Exercise description: Reproduce the listing below in its entirety. Change nothing.

Listing:

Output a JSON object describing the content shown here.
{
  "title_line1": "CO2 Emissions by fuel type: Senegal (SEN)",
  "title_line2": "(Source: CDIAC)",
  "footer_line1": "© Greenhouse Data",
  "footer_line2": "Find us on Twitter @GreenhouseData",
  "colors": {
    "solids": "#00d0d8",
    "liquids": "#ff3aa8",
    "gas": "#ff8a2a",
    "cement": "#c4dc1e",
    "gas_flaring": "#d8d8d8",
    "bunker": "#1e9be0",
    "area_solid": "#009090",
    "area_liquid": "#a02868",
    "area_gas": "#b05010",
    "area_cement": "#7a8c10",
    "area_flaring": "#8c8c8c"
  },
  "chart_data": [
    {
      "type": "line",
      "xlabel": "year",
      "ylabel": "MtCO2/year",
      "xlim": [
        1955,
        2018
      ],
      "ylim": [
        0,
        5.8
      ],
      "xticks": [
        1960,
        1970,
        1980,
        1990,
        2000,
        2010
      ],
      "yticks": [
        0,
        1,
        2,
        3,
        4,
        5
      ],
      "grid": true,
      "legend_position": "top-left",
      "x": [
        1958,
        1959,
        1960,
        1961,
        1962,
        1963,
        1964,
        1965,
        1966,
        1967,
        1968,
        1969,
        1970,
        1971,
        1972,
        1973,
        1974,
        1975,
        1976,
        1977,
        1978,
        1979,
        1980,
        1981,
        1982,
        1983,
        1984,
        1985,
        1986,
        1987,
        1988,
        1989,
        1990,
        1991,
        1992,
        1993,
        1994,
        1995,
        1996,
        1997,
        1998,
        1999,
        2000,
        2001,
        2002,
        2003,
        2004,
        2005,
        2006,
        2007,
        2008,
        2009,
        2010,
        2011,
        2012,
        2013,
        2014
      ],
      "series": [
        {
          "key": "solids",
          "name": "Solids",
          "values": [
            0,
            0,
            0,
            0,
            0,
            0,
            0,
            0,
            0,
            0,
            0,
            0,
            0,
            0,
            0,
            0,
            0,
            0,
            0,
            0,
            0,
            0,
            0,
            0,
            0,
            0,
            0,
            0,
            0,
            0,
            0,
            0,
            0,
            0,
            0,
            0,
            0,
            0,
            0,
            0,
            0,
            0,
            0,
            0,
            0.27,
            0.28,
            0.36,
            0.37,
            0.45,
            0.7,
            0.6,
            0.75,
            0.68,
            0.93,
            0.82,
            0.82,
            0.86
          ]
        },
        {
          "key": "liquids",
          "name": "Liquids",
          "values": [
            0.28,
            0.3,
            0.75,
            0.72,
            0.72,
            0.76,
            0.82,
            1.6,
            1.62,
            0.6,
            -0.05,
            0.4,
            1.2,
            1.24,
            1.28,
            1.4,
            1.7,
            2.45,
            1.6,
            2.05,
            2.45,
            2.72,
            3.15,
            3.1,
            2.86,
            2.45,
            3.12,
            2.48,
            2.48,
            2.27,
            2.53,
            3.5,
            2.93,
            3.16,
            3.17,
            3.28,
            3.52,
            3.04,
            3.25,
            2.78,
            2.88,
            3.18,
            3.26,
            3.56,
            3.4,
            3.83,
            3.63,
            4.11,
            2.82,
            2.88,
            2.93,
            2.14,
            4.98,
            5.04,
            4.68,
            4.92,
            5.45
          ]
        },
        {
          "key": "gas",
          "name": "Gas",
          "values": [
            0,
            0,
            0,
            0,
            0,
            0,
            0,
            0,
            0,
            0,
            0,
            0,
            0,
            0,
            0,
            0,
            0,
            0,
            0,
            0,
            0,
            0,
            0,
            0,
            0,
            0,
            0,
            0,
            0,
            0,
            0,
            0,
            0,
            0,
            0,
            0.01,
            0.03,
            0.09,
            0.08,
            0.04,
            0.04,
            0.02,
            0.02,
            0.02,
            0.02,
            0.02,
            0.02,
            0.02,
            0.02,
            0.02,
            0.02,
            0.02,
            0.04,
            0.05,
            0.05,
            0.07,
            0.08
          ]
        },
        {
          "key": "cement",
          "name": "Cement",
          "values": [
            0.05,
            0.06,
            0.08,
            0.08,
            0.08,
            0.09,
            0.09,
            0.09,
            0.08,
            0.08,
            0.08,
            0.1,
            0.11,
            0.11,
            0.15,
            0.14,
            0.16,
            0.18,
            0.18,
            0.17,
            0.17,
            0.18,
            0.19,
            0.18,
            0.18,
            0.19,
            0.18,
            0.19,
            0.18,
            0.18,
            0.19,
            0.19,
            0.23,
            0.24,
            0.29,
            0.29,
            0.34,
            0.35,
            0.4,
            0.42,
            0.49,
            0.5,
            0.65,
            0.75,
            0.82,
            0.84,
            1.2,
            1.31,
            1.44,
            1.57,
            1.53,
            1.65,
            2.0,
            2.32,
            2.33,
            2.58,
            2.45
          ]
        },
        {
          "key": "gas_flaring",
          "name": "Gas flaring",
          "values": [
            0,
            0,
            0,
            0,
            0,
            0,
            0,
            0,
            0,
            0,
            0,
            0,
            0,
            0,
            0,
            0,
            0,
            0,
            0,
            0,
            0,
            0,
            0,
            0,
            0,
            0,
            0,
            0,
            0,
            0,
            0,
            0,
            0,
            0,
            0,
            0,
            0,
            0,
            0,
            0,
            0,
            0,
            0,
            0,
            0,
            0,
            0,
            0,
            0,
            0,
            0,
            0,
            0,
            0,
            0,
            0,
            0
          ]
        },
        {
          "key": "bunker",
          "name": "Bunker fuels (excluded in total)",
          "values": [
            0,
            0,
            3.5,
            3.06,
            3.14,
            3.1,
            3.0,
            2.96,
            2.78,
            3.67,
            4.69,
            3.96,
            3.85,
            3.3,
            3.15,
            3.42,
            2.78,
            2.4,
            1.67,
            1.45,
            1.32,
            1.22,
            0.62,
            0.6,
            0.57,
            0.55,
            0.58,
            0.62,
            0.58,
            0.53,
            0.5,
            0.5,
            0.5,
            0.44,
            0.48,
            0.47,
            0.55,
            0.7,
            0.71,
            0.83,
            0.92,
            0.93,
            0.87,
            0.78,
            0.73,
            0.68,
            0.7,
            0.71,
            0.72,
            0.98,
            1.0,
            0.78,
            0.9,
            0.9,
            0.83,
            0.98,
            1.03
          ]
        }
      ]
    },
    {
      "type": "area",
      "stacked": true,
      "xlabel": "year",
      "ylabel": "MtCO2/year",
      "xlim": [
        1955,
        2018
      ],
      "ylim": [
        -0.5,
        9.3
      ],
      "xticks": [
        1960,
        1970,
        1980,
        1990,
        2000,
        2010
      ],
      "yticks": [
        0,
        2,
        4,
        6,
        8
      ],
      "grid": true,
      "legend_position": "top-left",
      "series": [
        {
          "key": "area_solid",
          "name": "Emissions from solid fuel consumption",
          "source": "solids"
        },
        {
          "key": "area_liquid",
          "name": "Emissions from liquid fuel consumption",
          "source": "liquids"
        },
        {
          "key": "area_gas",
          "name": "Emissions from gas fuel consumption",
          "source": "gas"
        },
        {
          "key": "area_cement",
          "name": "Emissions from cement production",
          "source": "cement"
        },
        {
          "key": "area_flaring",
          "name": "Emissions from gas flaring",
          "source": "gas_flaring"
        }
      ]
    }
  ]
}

Response to this exercise:
Output a JSON object describing the content shown here.
{
  "title_line1": "CO2 Emissions by fuel type: Senegal (SEN)",
  "title_line2": "(Source: CDIAC)",
  "footer_line1": "© Greenhouse Data",
  "footer_line2": "Find us on Twitter @GreenhouseData",
  "colors": {
    "solids": "#00d0d8",
    "liquids": "#ff3aa8",
    "gas": "#ff8a2a",
    "cement": "#c4dc1e",
    "gas_flaring": "#d8d8d8",
    "bunker": "#1e9be0",
    "area_solid": "#009090",
    "area_liquid": "#a02868",
    "area_gas": "#b05010",
    "area_cement": "#7a8c10",
    "area_flaring": "#8c8c8c"
  },
  "chart_data": [
    {
      "type": "line",
      "xlabel": "year",
      "ylabel": "MtCO2/year",
      "xlim": [
        1955,
        2018
      ],
      "ylim": [
        0,
        5.8
      ],
      "xticks": [
        1960,
        1970,
        1980,
        1990,
        2000,
        2010
      ],
      "yticks": [
        0,
        1,
        2,
        3,
        4,
        5
      ],
      "grid": true,
      "legend_position": "top-left",
      "x": [
        1958,
        1959,
        1960,
        1961,
        1962,
        1963,
        1964,
        1965,
        1966,
        1967,
        1968,
        1969,
        1970,
        1971,
        1972,
        1973,
        1974,
        1975,
        1976,
        1977,
        1978,
        1979,
        1980,
        1981,
        1982,
        1983,
        1984,
        1985,
        1986,
        1987,
        1988,
        1989,
        1990,
        1991,
        1992,
        1993,
        1994,
        1995,
        1996,
        1997,
        1998,
        1999,
        2000,
        2001,
        2002,
        2003,
        2004,
        2005,
        2006,
        2007,
        2008,
        2009,
        2010,
        2011,
        2012,
        2013,
        2014
      ],
      "series": [
        {
          "key": "solids",
          "name": "Solids",
          "values": [
            0,
            0,
            0,
            0,
            0,
            0,
            0,
            0,
            0,
            0,
            0,
            0,
            0,
            0,
            0,
            0,
            0,
            0,
            0,
            0,
            0,
            0,
            0,
            0,
            0,
            0,
            0,
            0,
            0,
            0,
            0,
            0,
            0,
            0,
            0,
            0,
            0,
            0,
            0,
            0,
            0,
            0,
            0,
            0,
            0.27,
            0.28,
            0.36,
            0.37,
            0.45,
            0.7,
            0.6,
            0.75,
            0.68,
            0.93,
            0.82,
            0.82,
            0.86
          ]
        },
        {
          "key": "liquids",
          "name": "Liquids",
          "values": [
            0.28,
            0.3,
            0.75,
            0.72,
            0.72,
            0.76,
            0.82,
            1.6,
            1.62,
            0.6,
            -0.05,
            0.4,
            1.2,
            1.24,
            1.28,
            1.4,
            1.7,
            2.45,
            1.6,
            2.05,
            2.45,
            2.72,
            3.15,
            3.1,
            2.86,
            2.45,
            3.12,
            2.48,
            2.48,
            2.27,
            2.53,
            3.5,
            2.93,
            3.16,
            3.17,
            3.28,
            3.52,
            3.04,
            3.25,
            2.78,
            2.88,
            3.18,
            3.26,
            3.56,
            3.4,
            3.83,
            3.63,
            4.11,
            2.82,
            2.88,
            2.93,
            2.14,
            4.98,
            5.04,
            4.68,
            4.92,
            5.45
          ]
        },
        {
          "key": "gas",
          "name": "Gas",
          "values": [
            0,
            0,
            0,
            0,
            0,
            0,
            0,
            0,
            0,
            0,
            0,
            0,
            0,
            0,
            0,
            0,
            0,
            0,
            0,
            0,
            0,
            0,
            0,
            0,
            0,
            0,
            0,
            0,
            0,
            0,
            0,
            0,
            0,
            0,
            0,
            0.01,
            0.03,
            0.09,
            0.08,
            0.04,
            0.04,
            0.02,
            0.02,
            0.02,
            0.02,
            0.02,
            0.02,
            0.02,
            0.02,
            0.02,
            0.02,
            0.02,
            0.04,
            0.05,
            0.05,
            0.07,
            0.08
          ]
        },
        {
          "key": "cement",
          "name": "Cement",
          "values": [
            0.05,
            0.06,
            0.08,
            0.08,
            0.08,
            0.09,
            0.09,
            0.09,
            0.08,
            0.08,
            0.08,
            0.1,
            0.11,
            0.11,
            0.15,
            0.14,
            0.16,
            0.18,
            0.18,
            0.17,
            0.17,
            0.18,
            0.19,
            0.18,
            0.18,
            0.19,
            0.18,
            0.19,
            0.18,
            0.18,
            0.19,
            0.19,
            0.23,
            0.24,
            0.29,
            0.29,
            0.34,
            0.35,
            0.4,
            0.42,
            0.49,
            0.5,
            0.65,
            0.75,
            0.82,
            0.84,
            1.2,
            1.31,
            1.44,
            1.57,
            1.53,
            1.65,
            2.0,
            2.32,
            2.33,
            2.58,
            2.45
          ]
        },
        {
          "key": "gas_flaring",
          "name": "Gas flaring",
          "values": [
            0,
            0,
            0,
            0,
            0,
            0,
            0,
            0,
            0,
            0,
            0,
            0,
            0,
            0,
            0,
            0,
            0,
            0,
            0,
            0,
            0,
            0,
            0,
            0,
            0,
            0,
            0,
            0,
            0,
            0,
            0,
            0,
            0,
            0,
            0,
            0,
            0,
            0,
            0,
            0,
            0,
            0,
            0,
            0,
            0,
            0,
            0,
            0,
            0,
            0,
            0,
            0,
            0,
            0,
            0,
            0,
            0
          ]
        },
        {
          "key": "bunker",
          "name": "Bunker fuels (excluded in total)",
          "values": [
            0,
            0,
            3.5,
            3.06,
            3.14,
            3.1,
            3.0,
            2.96,
            2.78,
            3.67,
            4.69,
            3.96,
            3.85,
            3.3,
            3.15,
            3.42,
            2.78,
            2.4,
            1.67,
            1.45,
            1.32,
            1.22,
            0.62,
            0.6,
            0.57,
            0.55,
            0.58,
            0.62,
            0.58,
            0.53,
            0.5,
            0.5,
            0.5,
            0.44,
            0.48,
            0.47,
            0.55,
            0.7,
            0.71,
            0.83,
            0.92,
            0.93,
            0.87,
            0.78,
            0.73,
            0.68,
            0.7,
            0.71,
            0.72,
            0.98,
            1.0,
            0.78,
            0.9,
            0.9,
            0.83,
            0.98,
            1.03
          ]
        }
      ]
    },
    {
      "type": "area",
      "stacked": true,
      "xlabel": "year",
      "ylabel": "MtCO2/year",
      "xlim": [
        1955,
        2018
      ],
      "ylim": [
        -0.5,
        9.3
      ],
      "xticks": [
        1960,
        1970,
        1980,
        1990,
        2000,
        2010
      ],
      "yticks": [
        0,
        2,
        4,
        6,
        8
      ],
      "grid": true,
      "legend_position": "top-left",
      "series": [
        {
          "key": "area_solid",
          "name": "Emissions from solid fuel consumption",
          "source": "solids"
        },
        {
          "key": "area_liquid",
          "name": "Emissions from liquid fuel consumption",
          "source": "liquids"
        },
        {
          "key": "area_gas",
          "name": "Emissions from gas fuel consumption",
          "source": "gas"
        },
        {
          "key": "area_cement",
          "name": "Emissions from cement production",
          "source": "cement"
        },
        {
          "key": "area_flaring",
          "name": "Emissions from gas flaring",
          "source": "gas_flaring"
        }
      ]
    }
  ]
}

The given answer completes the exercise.